Restate the whole listing word for word. Pictures are left out.

=== GIVEN DATA ===

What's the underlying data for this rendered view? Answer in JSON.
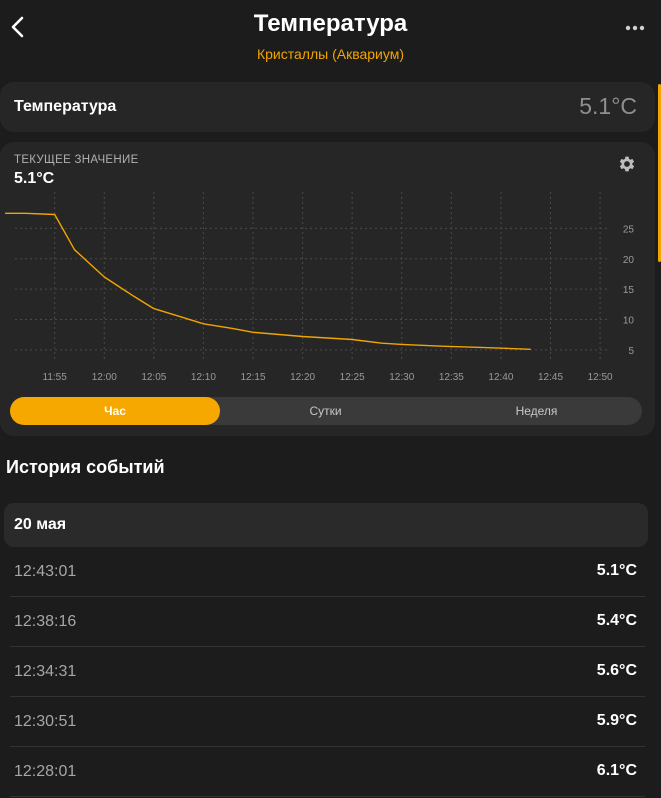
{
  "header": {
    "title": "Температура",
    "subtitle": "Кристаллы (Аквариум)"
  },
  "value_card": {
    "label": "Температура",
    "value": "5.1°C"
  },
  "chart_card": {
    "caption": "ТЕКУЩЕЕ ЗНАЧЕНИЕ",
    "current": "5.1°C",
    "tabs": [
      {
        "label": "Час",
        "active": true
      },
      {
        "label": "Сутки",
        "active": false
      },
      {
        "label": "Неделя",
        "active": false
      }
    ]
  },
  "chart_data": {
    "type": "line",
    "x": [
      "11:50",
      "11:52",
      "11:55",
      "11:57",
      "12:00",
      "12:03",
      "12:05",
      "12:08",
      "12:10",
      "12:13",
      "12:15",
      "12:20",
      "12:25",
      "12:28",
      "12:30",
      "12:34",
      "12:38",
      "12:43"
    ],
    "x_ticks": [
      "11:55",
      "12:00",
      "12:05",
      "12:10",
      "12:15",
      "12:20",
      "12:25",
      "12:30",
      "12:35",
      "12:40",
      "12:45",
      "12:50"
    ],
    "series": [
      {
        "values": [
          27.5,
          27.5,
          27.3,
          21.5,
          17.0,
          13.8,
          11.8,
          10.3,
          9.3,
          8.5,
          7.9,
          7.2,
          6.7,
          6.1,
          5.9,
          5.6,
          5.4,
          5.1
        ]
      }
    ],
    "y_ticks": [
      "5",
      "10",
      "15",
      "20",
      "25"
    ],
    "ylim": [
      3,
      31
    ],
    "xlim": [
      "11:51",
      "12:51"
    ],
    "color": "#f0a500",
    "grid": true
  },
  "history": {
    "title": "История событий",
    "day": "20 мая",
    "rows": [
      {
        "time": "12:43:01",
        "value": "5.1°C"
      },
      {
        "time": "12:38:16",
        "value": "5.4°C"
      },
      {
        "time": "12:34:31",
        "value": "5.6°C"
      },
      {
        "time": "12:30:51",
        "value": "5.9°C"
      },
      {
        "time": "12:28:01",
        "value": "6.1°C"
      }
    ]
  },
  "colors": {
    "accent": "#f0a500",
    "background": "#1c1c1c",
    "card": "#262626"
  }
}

===

**COMPLETE ANSWER:**
What's the underlying data for this rendered view? Answer in JSON.
{
  "header": {
    "title": "Температура",
    "subtitle": "Кристаллы (Аквариум)"
  },
  "value_card": {
    "label": "Температура",
    "value": "5.1°C"
  },
  "chart_card": {
    "caption": "ТЕКУЩЕЕ ЗНАЧЕНИЕ",
    "current": "5.1°C",
    "tabs": [
      {
        "label": "Час",
        "active": true
      },
      {
        "label": "Сутки",
        "active": false
      },
      {
        "label": "Неделя",
        "active": false
      }
    ]
  },
  "chart_data": {
    "type": "line",
    "x": [
      "11:50",
      "11:52",
      "11:55",
      "11:57",
      "12:00",
      "12:03",
      "12:05",
      "12:08",
      "12:10",
      "12:13",
      "12:15",
      "12:20",
      "12:25",
      "12:28",
      "12:30",
      "12:34",
      "12:38",
      "12:43"
    ],
    "x_ticks": [
      "11:55",
      "12:00",
      "12:05",
      "12:10",
      "12:15",
      "12:20",
      "12:25",
      "12:30",
      "12:35",
      "12:40",
      "12:45",
      "12:50"
    ],
    "series": [
      {
        "values": [
          27.5,
          27.5,
          27.3,
          21.5,
          17.0,
          13.8,
          11.8,
          10.3,
          9.3,
          8.5,
          7.9,
          7.2,
          6.7,
          6.1,
          5.9,
          5.6,
          5.4,
          5.1
        ]
      }
    ],
    "y_ticks": [
      "5",
      "10",
      "15",
      "20",
      "25"
    ],
    "ylim": [
      3,
      31
    ],
    "xlim": [
      "11:51",
      "12:51"
    ],
    "color": "#f0a500",
    "grid": true
  },
  "history": {
    "title": "История событий",
    "day": "20 мая",
    "rows": [
      {
        "time": "12:43:01",
        "value": "5.1°C"
      },
      {
        "time": "12:38:16",
        "value": "5.4°C"
      },
      {
        "time": "12:34:31",
        "value": "5.6°C"
      },
      {
        "time": "12:30:51",
        "value": "5.9°C"
      },
      {
        "time": "12:28:01",
        "value": "6.1°C"
      }
    ]
  },
  "colors": {
    "accent": "#f0a500",
    "background": "#1c1c1c",
    "card": "#262626"
  }
}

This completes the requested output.